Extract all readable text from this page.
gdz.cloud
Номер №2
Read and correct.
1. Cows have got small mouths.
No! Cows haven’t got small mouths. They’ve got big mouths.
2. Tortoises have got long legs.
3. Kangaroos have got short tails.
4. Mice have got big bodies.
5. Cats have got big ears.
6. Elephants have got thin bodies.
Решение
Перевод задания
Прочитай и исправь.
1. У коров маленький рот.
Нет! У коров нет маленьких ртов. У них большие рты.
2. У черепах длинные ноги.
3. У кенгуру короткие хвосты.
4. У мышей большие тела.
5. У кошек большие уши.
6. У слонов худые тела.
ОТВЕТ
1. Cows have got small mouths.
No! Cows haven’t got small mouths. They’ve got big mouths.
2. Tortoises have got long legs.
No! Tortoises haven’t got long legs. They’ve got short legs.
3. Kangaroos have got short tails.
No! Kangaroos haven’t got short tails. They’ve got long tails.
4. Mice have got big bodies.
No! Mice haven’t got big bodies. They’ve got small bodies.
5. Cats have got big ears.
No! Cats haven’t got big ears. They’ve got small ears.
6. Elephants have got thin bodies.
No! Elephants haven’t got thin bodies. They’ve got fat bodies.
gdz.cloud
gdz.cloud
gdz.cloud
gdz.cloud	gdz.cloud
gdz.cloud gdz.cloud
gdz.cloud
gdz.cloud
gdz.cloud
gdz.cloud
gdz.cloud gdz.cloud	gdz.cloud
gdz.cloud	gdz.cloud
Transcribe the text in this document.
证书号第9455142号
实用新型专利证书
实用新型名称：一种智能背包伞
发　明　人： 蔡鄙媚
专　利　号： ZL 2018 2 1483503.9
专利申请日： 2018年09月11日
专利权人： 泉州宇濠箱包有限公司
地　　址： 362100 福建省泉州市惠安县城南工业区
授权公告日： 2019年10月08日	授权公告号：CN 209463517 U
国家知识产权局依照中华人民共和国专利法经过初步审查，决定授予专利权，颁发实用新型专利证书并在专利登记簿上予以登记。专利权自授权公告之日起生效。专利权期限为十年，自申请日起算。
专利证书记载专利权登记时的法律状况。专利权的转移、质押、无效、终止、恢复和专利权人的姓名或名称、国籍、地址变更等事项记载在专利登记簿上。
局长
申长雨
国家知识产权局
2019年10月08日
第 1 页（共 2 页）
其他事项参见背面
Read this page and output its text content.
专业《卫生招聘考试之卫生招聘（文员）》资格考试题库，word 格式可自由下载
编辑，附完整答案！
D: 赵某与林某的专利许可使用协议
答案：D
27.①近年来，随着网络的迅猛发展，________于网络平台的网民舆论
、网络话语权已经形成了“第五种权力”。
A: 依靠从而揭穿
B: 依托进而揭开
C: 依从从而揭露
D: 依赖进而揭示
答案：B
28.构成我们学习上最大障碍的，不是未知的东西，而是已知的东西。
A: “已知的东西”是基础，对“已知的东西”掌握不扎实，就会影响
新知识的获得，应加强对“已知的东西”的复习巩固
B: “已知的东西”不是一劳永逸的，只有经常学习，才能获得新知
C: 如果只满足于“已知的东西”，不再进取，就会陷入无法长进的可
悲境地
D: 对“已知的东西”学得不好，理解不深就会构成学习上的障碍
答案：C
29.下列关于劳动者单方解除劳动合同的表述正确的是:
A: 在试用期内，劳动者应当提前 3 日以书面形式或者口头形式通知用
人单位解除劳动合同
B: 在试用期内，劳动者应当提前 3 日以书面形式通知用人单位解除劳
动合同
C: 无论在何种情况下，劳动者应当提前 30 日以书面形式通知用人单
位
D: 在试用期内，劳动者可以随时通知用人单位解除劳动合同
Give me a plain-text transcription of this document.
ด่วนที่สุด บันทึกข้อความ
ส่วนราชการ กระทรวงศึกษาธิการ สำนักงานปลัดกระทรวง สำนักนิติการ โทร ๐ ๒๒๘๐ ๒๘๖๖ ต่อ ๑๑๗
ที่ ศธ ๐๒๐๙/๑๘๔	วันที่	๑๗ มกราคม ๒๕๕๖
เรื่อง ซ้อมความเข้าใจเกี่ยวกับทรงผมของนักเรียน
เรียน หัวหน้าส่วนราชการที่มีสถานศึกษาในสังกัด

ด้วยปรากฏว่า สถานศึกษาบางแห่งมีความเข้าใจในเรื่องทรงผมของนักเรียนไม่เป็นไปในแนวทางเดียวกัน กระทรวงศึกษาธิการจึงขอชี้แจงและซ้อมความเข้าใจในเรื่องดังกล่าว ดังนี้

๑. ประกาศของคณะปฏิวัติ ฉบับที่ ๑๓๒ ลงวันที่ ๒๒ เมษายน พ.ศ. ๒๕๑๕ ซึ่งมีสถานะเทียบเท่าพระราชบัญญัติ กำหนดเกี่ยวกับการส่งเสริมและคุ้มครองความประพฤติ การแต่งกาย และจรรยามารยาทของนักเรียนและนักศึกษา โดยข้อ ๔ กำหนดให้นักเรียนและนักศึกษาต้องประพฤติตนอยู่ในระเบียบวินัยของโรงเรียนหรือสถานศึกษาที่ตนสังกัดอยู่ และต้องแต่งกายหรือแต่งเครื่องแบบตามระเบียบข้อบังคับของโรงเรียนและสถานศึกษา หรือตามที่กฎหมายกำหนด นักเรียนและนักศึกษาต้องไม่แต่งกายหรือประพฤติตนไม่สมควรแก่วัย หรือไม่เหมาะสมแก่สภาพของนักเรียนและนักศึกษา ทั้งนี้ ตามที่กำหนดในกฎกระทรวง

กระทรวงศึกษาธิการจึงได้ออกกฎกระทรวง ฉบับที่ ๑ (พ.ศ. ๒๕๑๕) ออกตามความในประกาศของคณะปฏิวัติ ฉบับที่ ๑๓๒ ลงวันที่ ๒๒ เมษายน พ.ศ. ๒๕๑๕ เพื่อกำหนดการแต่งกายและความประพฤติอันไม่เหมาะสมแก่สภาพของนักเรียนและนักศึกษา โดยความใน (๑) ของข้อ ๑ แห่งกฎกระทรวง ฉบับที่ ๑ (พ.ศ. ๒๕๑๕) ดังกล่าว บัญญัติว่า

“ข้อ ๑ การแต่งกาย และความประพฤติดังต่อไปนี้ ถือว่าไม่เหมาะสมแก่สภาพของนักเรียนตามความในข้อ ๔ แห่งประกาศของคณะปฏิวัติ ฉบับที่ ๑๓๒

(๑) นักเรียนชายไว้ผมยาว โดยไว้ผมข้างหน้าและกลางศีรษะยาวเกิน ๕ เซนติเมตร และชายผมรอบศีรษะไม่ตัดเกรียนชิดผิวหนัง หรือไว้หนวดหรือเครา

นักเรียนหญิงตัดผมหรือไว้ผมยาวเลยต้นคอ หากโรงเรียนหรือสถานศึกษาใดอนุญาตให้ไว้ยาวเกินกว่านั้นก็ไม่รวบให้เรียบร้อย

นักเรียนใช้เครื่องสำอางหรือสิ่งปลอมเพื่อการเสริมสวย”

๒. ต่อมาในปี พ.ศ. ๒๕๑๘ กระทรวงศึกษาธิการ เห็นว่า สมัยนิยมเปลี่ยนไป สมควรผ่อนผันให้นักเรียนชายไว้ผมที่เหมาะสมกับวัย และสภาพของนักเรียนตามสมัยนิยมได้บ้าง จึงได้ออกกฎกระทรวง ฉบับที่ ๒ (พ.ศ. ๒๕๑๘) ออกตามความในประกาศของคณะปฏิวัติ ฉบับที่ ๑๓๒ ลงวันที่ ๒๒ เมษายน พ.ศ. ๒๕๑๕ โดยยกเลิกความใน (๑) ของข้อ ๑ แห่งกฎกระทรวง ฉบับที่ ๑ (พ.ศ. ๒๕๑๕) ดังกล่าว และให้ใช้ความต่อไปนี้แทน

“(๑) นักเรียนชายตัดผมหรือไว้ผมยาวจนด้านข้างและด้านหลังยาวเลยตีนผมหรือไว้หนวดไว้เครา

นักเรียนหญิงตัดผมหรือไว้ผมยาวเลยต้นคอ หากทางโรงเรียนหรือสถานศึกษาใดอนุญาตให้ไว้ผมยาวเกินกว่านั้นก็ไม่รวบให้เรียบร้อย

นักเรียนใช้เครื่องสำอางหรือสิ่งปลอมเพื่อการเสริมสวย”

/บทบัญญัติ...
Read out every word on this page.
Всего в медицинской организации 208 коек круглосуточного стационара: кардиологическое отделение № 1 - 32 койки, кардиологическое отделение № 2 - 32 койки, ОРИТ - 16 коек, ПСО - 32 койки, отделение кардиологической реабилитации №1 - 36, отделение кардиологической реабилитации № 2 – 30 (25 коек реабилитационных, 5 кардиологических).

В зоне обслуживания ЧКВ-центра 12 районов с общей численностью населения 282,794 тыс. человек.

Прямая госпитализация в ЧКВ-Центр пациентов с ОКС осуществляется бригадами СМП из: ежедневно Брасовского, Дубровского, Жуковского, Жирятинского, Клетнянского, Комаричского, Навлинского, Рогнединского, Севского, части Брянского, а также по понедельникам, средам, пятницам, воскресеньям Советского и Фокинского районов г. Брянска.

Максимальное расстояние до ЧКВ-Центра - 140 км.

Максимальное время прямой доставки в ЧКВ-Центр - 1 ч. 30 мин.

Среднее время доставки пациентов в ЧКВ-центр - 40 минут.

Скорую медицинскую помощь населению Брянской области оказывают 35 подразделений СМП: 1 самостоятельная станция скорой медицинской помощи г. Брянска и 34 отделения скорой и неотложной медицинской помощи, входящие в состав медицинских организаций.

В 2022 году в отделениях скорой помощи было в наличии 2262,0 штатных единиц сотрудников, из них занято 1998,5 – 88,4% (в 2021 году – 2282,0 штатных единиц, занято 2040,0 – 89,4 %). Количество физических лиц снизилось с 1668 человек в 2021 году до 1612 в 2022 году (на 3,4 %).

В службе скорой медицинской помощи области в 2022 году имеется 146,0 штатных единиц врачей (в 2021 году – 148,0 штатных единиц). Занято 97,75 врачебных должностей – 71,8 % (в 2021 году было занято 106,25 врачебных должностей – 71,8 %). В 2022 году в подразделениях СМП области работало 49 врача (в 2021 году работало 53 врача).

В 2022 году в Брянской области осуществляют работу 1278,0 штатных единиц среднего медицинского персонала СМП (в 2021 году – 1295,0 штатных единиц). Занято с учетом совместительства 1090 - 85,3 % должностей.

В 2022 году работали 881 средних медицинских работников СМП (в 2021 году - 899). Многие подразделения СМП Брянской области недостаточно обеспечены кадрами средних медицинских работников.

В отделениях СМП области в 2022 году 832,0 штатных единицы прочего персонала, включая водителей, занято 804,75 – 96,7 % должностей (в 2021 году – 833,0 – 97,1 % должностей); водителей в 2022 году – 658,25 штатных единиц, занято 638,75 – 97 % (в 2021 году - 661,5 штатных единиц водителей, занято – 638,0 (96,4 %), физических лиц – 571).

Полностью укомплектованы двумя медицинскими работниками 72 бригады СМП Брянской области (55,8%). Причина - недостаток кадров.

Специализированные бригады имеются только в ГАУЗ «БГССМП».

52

YOUR GOAL:
Reply with one number only: how many lines of the listing hold "ยนหญ"?

RESULT:
2